OBJECTIVE:
Your answer is a single number: the count of lines that contain the string "Land".

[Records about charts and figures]
* Start *

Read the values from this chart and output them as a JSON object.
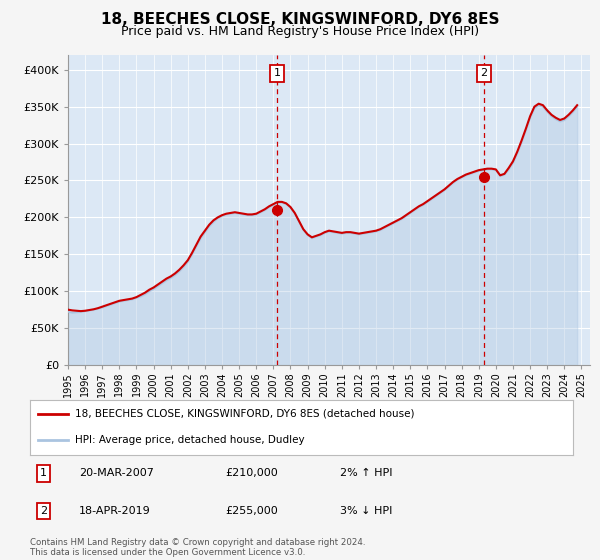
{
  "title": "18, BEECHES CLOSE, KINGSWINFORD, DY6 8ES",
  "subtitle": "Price paid vs. HM Land Registry's House Price Index (HPI)",
  "title_fontsize": 11,
  "subtitle_fontsize": 9,
  "hpi_color": "#aac4e0",
  "price_color": "#cc0000",
  "marker_color": "#cc0000",
  "fig_bg": "#f5f5f5",
  "plot_bg": "#dce8f5",
  "grid_color": "#ffffff",
  "ylim": [
    0,
    420000
  ],
  "yticks": [
    0,
    50000,
    100000,
    150000,
    200000,
    250000,
    300000,
    350000,
    400000
  ],
  "ytick_labels": [
    "£0",
    "£50K",
    "£100K",
    "£150K",
    "£200K",
    "£250K",
    "£300K",
    "£350K",
    "£400K"
  ],
  "xlim_start": 1995.0,
  "xlim_end": 2025.5,
  "sale1_x": 2007.22,
  "sale1_y": 210000,
  "sale1_label": "1",
  "sale2_x": 2019.29,
  "sale2_y": 255000,
  "sale2_label": "2",
  "annotation1_date": "20-MAR-2007",
  "annotation1_price": "£210,000",
  "annotation1_hpi": "2% ↑ HPI",
  "annotation2_date": "18-APR-2019",
  "annotation2_price": "£255,000",
  "annotation2_hpi": "3% ↓ HPI",
  "legend_label1": "18, BEECHES CLOSE, KINGSWINFORD, DY6 8ES (detached house)",
  "legend_label2": "HPI: Average price, detached house, Dudley",
  "footer": "Contains HM Land Registry data © Crown copyright and database right 2024.\nThis data is licensed under the Open Government Licence v3.0.",
  "hpi_years": [
    1995.0,
    1995.25,
    1995.5,
    1995.75,
    1996.0,
    1996.25,
    1996.5,
    1996.75,
    1997.0,
    1997.25,
    1997.5,
    1997.75,
    1998.0,
    1998.25,
    1998.5,
    1998.75,
    1999.0,
    1999.25,
    1999.5,
    1999.75,
    2000.0,
    2000.25,
    2000.5,
    2000.75,
    2001.0,
    2001.25,
    2001.5,
    2001.75,
    2002.0,
    2002.25,
    2002.5,
    2002.75,
    2003.0,
    2003.25,
    2003.5,
    2003.75,
    2004.0,
    2004.25,
    2004.5,
    2004.75,
    2005.0,
    2005.25,
    2005.5,
    2005.75,
    2006.0,
    2006.25,
    2006.5,
    2006.75,
    2007.0,
    2007.25,
    2007.5,
    2007.75,
    2008.0,
    2008.25,
    2008.5,
    2008.75,
    2009.0,
    2009.25,
    2009.5,
    2009.75,
    2010.0,
    2010.25,
    2010.5,
    2010.75,
    2011.0,
    2011.25,
    2011.5,
    2011.75,
    2012.0,
    2012.25,
    2012.5,
    2012.75,
    2013.0,
    2013.25,
    2013.5,
    2013.75,
    2014.0,
    2014.25,
    2014.5,
    2014.75,
    2015.0,
    2015.25,
    2015.5,
    2015.75,
    2016.0,
    2016.25,
    2016.5,
    2016.75,
    2017.0,
    2017.25,
    2017.5,
    2017.75,
    2018.0,
    2018.25,
    2018.5,
    2018.75,
    2019.0,
    2019.25,
    2019.5,
    2019.75,
    2020.0,
    2020.25,
    2020.5,
    2020.75,
    2021.0,
    2021.25,
    2021.5,
    2021.75,
    2022.0,
    2022.25,
    2022.5,
    2022.75,
    2023.0,
    2023.25,
    2023.5,
    2023.75,
    2024.0,
    2024.25,
    2024.5,
    2024.75
  ],
  "hpi_values": [
    72000,
    71000,
    71500,
    72000,
    73000,
    74000,
    75000,
    76500,
    78000,
    80000,
    82000,
    84000,
    86000,
    87000,
    88000,
    89000,
    91000,
    93000,
    96000,
    100000,
    103000,
    107000,
    111000,
    115000,
    118000,
    122000,
    127000,
    133000,
    140000,
    150000,
    161000,
    172000,
    180000,
    188000,
    194000,
    199000,
    202000,
    204000,
    205000,
    206000,
    205000,
    204000,
    203000,
    203000,
    204000,
    207000,
    210000,
    214000,
    217000,
    220000,
    220000,
    218000,
    213000,
    205000,
    194000,
    183000,
    176000,
    172000,
    174000,
    176000,
    179000,
    181000,
    180000,
    179000,
    178000,
    179000,
    179000,
    178000,
    177000,
    178000,
    179000,
    180000,
    181000,
    183000,
    186000,
    189000,
    192000,
    195000,
    198000,
    202000,
    206000,
    210000,
    214000,
    217000,
    221000,
    225000,
    229000,
    233000,
    237000,
    242000,
    247000,
    251000,
    254000,
    257000,
    259000,
    261000,
    263000,
    264000,
    265000,
    265000,
    264000,
    256000,
    258000,
    265000,
    274000,
    287000,
    302000,
    318000,
    335000,
    348000,
    352000,
    350000,
    343000,
    337000,
    333000,
    330000,
    332000,
    337000,
    343000,
    350000
  ],
  "price_years": [
    1995.0,
    1995.25,
    1995.5,
    1995.75,
    1996.0,
    1996.25,
    1996.5,
    1996.75,
    1997.0,
    1997.25,
    1997.5,
    1997.75,
    1998.0,
    1998.25,
    1998.5,
    1998.75,
    1999.0,
    1999.25,
    1999.5,
    1999.75,
    2000.0,
    2000.25,
    2000.5,
    2000.75,
    2001.0,
    2001.25,
    2001.5,
    2001.75,
    2002.0,
    2002.25,
    2002.5,
    2002.75,
    2003.0,
    2003.25,
    2003.5,
    2003.75,
    2004.0,
    2004.25,
    2004.5,
    2004.75,
    2005.0,
    2005.25,
    2005.5,
    2005.75,
    2006.0,
    2006.25,
    2006.5,
    2006.75,
    2007.0,
    2007.25,
    2007.5,
    2007.75,
    2008.0,
    2008.25,
    2008.5,
    2008.75,
    2009.0,
    2009.25,
    2009.5,
    2009.75,
    2010.0,
    2010.25,
    2010.5,
    2010.75,
    2011.0,
    2011.25,
    2011.5,
    2011.75,
    2012.0,
    2012.25,
    2012.5,
    2012.75,
    2013.0,
    2013.25,
    2013.5,
    2013.75,
    2014.0,
    2014.25,
    2014.5,
    2014.75,
    2015.0,
    2015.25,
    2015.5,
    2015.75,
    2016.0,
    2016.25,
    2016.5,
    2016.75,
    2017.0,
    2017.25,
    2017.5,
    2017.75,
    2018.0,
    2018.25,
    2018.5,
    2018.75,
    2019.0,
    2019.25,
    2019.5,
    2019.75,
    2020.0,
    2020.25,
    2020.5,
    2020.75,
    2021.0,
    2021.25,
    2021.5,
    2021.75,
    2022.0,
    2022.25,
    2022.5,
    2022.75,
    2023.0,
    2023.25,
    2023.5,
    2023.75,
    2024.0,
    2024.25,
    2024.5,
    2024.75
  ],
  "price_values": [
    75000,
    74000,
    73500,
    73000,
    73500,
    74500,
    75500,
    77000,
    79000,
    81000,
    83000,
    85000,
    87000,
    88000,
    89000,
    90000,
    92000,
    95000,
    98000,
    102000,
    105000,
    109000,
    113000,
    117000,
    120000,
    124000,
    129000,
    135000,
    142000,
    152000,
    163000,
    174000,
    182000,
    190000,
    196000,
    200000,
    203000,
    205000,
    206000,
    207000,
    206000,
    205000,
    204000,
    204000,
    205000,
    208000,
    211000,
    215000,
    218000,
    221000,
    221000,
    219000,
    214000,
    206000,
    195000,
    184000,
    177000,
    173000,
    175000,
    177000,
    180000,
    182000,
    181000,
    180000,
    179000,
    180000,
    180000,
    179000,
    178000,
    179000,
    180000,
    181000,
    182000,
    184000,
    187000,
    190000,
    193000,
    196000,
    199000,
    203000,
    207000,
    211000,
    215000,
    218000,
    222000,
    226000,
    230000,
    234000,
    238000,
    243000,
    248000,
    252000,
    255000,
    258000,
    260000,
    262000,
    264000,
    265000,
    266000,
    266000,
    265000,
    257000,
    259000,
    267000,
    276000,
    289000,
    304000,
    320000,
    337000,
    350000,
    354000,
    352000,
    345000,
    339000,
    335000,
    332000,
    334000,
    339000,
    345000,
    352000
  ]
}
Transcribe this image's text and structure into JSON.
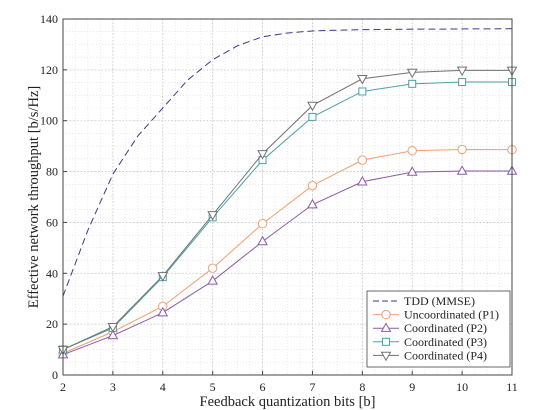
{
  "chart_data": {
    "type": "line",
    "title": "",
    "xlabel": "Feedback quantization bits [b]",
    "ylabel": "Effective network throughput [b/s/Hz]",
    "xlim": [
      2,
      11
    ],
    "ylim": [
      0,
      140
    ],
    "xticks": [
      2,
      3,
      4,
      5,
      6,
      7,
      8,
      9,
      10,
      11
    ],
    "yticks": [
      0,
      20,
      40,
      60,
      80,
      100,
      120,
      140
    ],
    "grid": true,
    "minor_grid": true,
    "legend_position": "bottom-right",
    "series": [
      {
        "name": "TDD (MMSE)",
        "color": "#3a3a8c",
        "dash": true,
        "marker": "none",
        "x": [
          2,
          2.5,
          3,
          3.5,
          4,
          4.5,
          5,
          5.5,
          6,
          6.5,
          7,
          7.5,
          8,
          8.5,
          9,
          9.5,
          10,
          10.5,
          11
        ],
        "y": [
          31,
          57,
          79,
          94,
          105,
          116,
          124,
          129.5,
          133,
          134.5,
          135.3,
          135.6,
          135.8,
          135.9,
          136,
          136,
          136.1,
          136.1,
          136.2
        ]
      },
      {
        "name": "Uncoordinated (P1)",
        "color": "#f0a070",
        "dash": false,
        "marker": "circle",
        "x": [
          2,
          3,
          4,
          5,
          6,
          7,
          8,
          9,
          10,
          11
        ],
        "y": [
          8.5,
          17,
          27,
          42,
          59.5,
          74.5,
          84.5,
          88.2,
          88.7,
          88.6
        ]
      },
      {
        "name": "Coordinated (P2)",
        "color": "#8a5aa8",
        "dash": false,
        "marker": "triangle-up",
        "x": [
          2,
          3,
          4,
          5,
          6,
          7,
          8,
          9,
          10,
          11
        ],
        "y": [
          8,
          15.5,
          24.5,
          37,
          52.5,
          67,
          76,
          79.8,
          80.2,
          80.2
        ]
      },
      {
        "name": "Coordinated (P3)",
        "color": "#4aa0a8",
        "dash": false,
        "marker": "square",
        "x": [
          2,
          3,
          4,
          5,
          6,
          7,
          8,
          9,
          10,
          11
        ],
        "y": [
          10,
          18.5,
          38.5,
          62,
          84.5,
          101.5,
          111.5,
          114.5,
          115.2,
          115.2
        ]
      },
      {
        "name": "Coordinated (P4)",
        "color": "#707070",
        "dash": false,
        "marker": "triangle-down",
        "x": [
          2,
          3,
          4,
          5,
          6,
          7,
          8,
          9,
          10,
          11
        ],
        "y": [
          10,
          19,
          39,
          63,
          87,
          106,
          116.5,
          119,
          119.8,
          119.8
        ]
      }
    ]
  }
}
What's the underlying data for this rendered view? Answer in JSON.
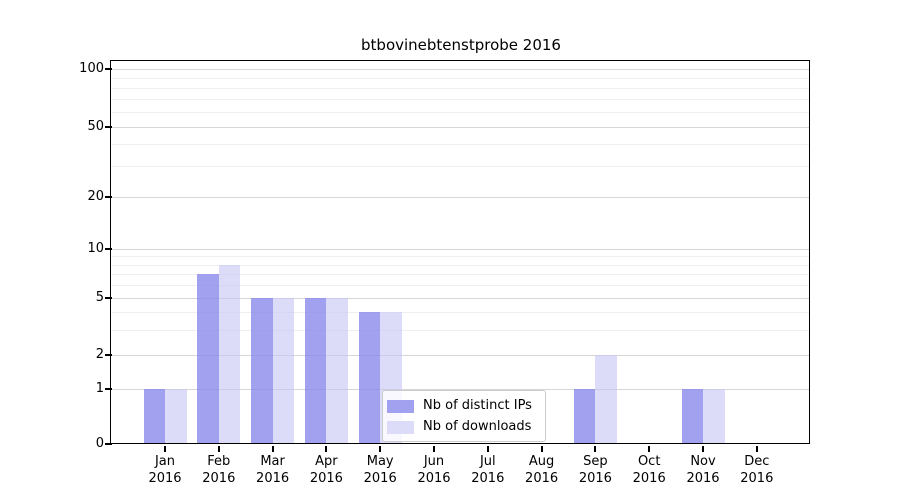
{
  "chart_data": {
    "type": "bar",
    "title": "btbovinebtenstprobe 2016",
    "categories": [
      "Jan",
      "Feb",
      "Mar",
      "Apr",
      "May",
      "Jun",
      "Jul",
      "Aug",
      "Sep",
      "Oct",
      "Nov",
      "Dec"
    ],
    "category_year": "2016",
    "series": [
      {
        "name": "Nb of distinct IPs",
        "color": "#a1a1ef",
        "values": [
          1,
          7,
          5,
          5,
          4,
          0,
          0,
          0,
          1,
          0,
          1,
          0
        ]
      },
      {
        "name": "Nb of downloads",
        "color": "#dcdcf8",
        "values": [
          1,
          8,
          5,
          5,
          4,
          0,
          0,
          0,
          2,
          0,
          1,
          0
        ]
      }
    ],
    "yscale": "log",
    "ylim": [
      0,
      100
    ],
    "y_ticks": [
      0,
      1,
      2,
      5,
      10,
      20,
      50,
      100
    ],
    "y_minor_ticks": [
      3,
      4,
      6,
      7,
      8,
      9,
      30,
      40,
      60,
      70,
      80,
      90
    ],
    "grid": "horizontal",
    "legend_position": "lower center"
  }
}
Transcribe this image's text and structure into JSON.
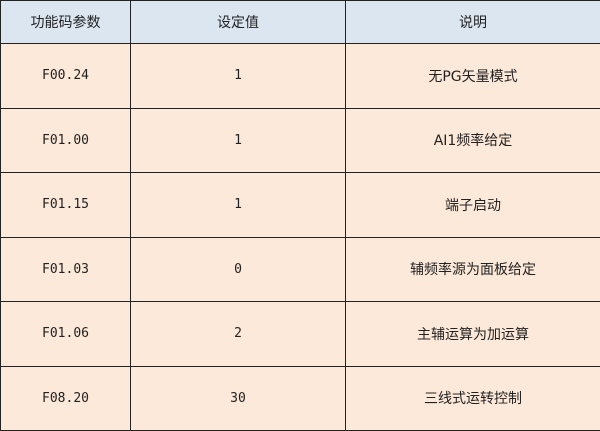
{
  "headers": [
    "功能码参数",
    "设定值",
    "说明"
  ],
  "rows": [
    [
      "F00.24",
      "1",
      "无PG矢量模式"
    ],
    [
      "F01.00",
      "1",
      "AI1频率给定"
    ],
    [
      "F01.15",
      "1",
      "端子启动"
    ],
    [
      "F01.03",
      "0",
      "辅频率源为面板给定"
    ],
    [
      "F01.06",
      "2",
      "主辅运算为加运算"
    ],
    [
      "F08.20",
      "30",
      "三线式运转控制"
    ]
  ],
  "colors": {
    "header_bg": "#dce6f1",
    "row_bg": "#fde9d9",
    "border": "#222222"
  }
}
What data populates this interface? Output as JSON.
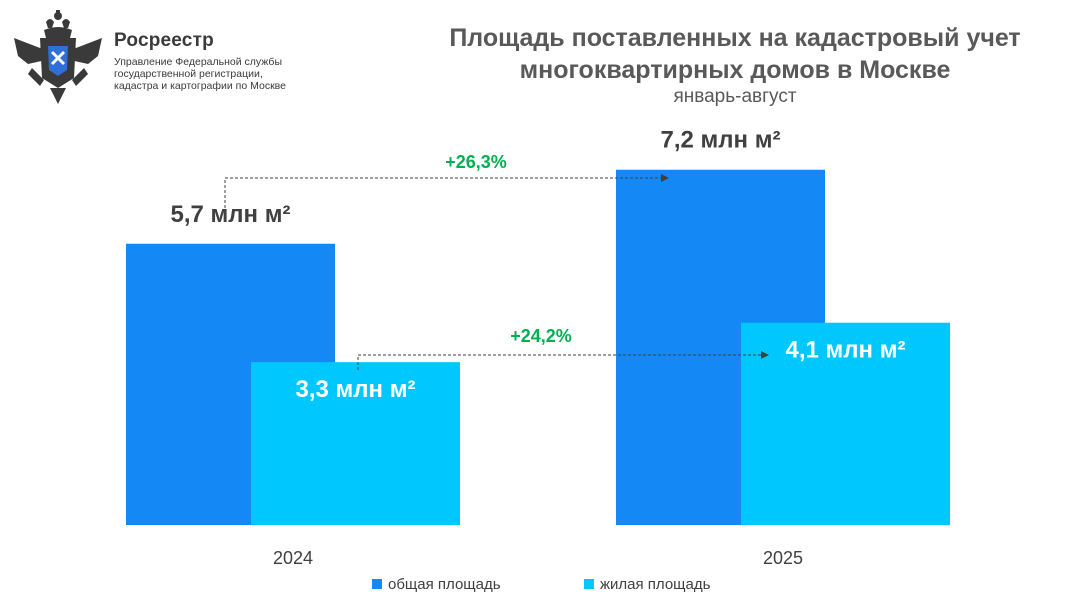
{
  "org": {
    "name": "Росреестр",
    "description": "Управление Федеральной службы государственной регистрации, кадастра и картографии по Москве"
  },
  "colors": {
    "total": "#1488f5",
    "living": "#00c8ff",
    "growth": "#00b050",
    "text": "#404040"
  },
  "chart_data": {
    "type": "bar",
    "title": "Площадь поставленных на кадастровый учет многоквартирных домов в Москве",
    "subtitle": "январь-август",
    "categories": [
      "2024",
      "2025"
    ],
    "series": [
      {
        "name": "общая площадь",
        "values": [
          5.7,
          7.2
        ],
        "labels": [
          "5,7 млн м²",
          "7,2 млн м²"
        ]
      },
      {
        "name": "жилая площадь",
        "values": [
          3.3,
          4.1
        ],
        "labels": [
          "3,3 млн м²",
          "4,1 млн м²"
        ]
      }
    ],
    "annotations": [
      {
        "series": "общая площадь",
        "text": "+26,3%"
      },
      {
        "series": "жилая площадь",
        "text": "+24,2%"
      }
    ],
    "unit": "млн м²",
    "ylim": [
      0,
      7.6
    ],
    "grid": false,
    "legend": "bottom"
  }
}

* End *

RESPONSE:
2